[EXERCISE OBJECTIVE] Find each line containing the word "brand" and report how many there are. Add nothing else.
* * *
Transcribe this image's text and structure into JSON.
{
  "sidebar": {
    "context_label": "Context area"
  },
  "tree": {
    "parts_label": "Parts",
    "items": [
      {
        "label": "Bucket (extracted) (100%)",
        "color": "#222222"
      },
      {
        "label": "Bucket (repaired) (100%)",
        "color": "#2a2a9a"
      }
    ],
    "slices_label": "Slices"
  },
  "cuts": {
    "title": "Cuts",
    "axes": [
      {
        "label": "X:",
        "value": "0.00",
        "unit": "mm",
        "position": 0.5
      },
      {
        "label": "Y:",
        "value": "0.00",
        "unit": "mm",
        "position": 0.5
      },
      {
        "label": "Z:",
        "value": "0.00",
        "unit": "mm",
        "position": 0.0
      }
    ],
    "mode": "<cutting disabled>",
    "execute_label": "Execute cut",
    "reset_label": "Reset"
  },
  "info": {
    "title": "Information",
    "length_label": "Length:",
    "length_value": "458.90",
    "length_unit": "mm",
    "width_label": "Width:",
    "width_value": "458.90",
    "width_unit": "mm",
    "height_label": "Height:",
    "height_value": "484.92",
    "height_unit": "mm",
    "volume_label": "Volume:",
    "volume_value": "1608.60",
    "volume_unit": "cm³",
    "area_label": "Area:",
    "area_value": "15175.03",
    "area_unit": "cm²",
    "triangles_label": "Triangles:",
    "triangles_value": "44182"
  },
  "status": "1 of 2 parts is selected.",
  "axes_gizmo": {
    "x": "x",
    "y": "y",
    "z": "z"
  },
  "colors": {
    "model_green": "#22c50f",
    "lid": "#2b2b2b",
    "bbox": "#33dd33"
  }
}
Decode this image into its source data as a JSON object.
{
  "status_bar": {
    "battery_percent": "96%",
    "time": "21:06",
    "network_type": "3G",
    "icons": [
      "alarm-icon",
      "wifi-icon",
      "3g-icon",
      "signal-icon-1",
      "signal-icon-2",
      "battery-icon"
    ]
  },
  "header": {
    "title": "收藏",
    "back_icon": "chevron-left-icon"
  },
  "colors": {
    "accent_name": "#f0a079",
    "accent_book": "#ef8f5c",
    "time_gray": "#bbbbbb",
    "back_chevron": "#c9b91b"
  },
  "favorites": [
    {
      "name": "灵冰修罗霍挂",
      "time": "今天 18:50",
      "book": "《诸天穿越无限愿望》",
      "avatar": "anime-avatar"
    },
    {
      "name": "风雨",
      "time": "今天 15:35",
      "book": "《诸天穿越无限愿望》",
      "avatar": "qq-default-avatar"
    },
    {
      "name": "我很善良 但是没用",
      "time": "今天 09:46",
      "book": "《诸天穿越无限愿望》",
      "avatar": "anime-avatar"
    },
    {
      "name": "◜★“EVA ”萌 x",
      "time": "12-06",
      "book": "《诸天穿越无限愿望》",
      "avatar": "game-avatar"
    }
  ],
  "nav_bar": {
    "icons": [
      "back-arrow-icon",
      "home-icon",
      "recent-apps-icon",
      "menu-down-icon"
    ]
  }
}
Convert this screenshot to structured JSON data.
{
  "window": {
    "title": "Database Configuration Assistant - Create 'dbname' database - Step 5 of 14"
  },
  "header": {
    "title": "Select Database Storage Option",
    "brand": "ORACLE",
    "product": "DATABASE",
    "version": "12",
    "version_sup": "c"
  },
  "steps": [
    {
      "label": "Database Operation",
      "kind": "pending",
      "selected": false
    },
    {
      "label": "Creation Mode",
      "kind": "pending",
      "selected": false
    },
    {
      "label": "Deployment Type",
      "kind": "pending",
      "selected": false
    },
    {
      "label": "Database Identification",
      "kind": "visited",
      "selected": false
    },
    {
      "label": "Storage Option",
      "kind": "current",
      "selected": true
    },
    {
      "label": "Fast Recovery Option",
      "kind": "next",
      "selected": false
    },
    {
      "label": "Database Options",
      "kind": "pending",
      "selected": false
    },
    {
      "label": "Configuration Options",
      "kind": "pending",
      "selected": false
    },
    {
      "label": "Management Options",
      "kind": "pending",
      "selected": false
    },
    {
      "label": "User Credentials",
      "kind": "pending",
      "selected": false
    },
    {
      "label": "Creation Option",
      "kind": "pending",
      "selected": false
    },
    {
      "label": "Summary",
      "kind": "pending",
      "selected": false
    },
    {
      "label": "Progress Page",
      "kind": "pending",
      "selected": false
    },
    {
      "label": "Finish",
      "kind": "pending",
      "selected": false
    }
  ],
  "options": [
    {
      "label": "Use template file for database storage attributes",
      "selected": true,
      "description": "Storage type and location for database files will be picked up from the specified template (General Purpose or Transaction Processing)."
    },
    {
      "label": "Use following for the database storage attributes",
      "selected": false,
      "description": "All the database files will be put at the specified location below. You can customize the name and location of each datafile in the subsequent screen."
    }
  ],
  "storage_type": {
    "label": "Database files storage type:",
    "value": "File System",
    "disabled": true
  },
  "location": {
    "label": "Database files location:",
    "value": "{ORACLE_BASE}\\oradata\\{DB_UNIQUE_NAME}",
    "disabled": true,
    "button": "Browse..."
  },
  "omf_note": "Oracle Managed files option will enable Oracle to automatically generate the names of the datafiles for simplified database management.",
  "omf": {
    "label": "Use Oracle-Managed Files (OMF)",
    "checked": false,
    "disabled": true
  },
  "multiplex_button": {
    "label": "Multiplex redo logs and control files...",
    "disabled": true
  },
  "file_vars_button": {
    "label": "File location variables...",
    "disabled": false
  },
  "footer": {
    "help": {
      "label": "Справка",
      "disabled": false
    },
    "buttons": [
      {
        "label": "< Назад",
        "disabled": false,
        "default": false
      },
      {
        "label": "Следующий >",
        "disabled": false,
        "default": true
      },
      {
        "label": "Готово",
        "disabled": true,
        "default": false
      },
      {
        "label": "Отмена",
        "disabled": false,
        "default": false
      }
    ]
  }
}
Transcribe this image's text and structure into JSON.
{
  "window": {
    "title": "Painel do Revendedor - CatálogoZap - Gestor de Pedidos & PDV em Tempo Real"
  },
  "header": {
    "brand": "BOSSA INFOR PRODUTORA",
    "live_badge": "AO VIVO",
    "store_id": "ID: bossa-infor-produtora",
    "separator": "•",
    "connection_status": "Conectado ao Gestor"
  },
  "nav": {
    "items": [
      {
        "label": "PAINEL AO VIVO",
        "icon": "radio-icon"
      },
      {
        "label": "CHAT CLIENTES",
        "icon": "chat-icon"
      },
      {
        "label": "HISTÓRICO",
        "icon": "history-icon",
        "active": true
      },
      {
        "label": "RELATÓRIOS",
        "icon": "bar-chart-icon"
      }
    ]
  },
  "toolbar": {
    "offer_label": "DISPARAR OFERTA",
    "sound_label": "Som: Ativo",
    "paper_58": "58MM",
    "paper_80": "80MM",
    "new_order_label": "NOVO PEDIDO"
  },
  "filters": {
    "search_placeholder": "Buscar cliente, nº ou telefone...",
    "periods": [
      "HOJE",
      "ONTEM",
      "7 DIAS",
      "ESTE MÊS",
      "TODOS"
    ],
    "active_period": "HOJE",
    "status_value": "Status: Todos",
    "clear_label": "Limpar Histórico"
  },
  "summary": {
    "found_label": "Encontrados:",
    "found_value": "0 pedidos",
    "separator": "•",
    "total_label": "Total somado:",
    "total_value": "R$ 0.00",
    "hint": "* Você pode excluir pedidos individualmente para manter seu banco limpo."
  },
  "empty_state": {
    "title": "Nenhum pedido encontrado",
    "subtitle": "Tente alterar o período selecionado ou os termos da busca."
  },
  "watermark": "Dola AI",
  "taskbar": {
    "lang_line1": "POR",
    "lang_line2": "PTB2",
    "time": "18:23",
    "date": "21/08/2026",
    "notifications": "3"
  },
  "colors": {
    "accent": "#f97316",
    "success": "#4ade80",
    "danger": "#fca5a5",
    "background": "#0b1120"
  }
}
* * *
[RESPONSE] 2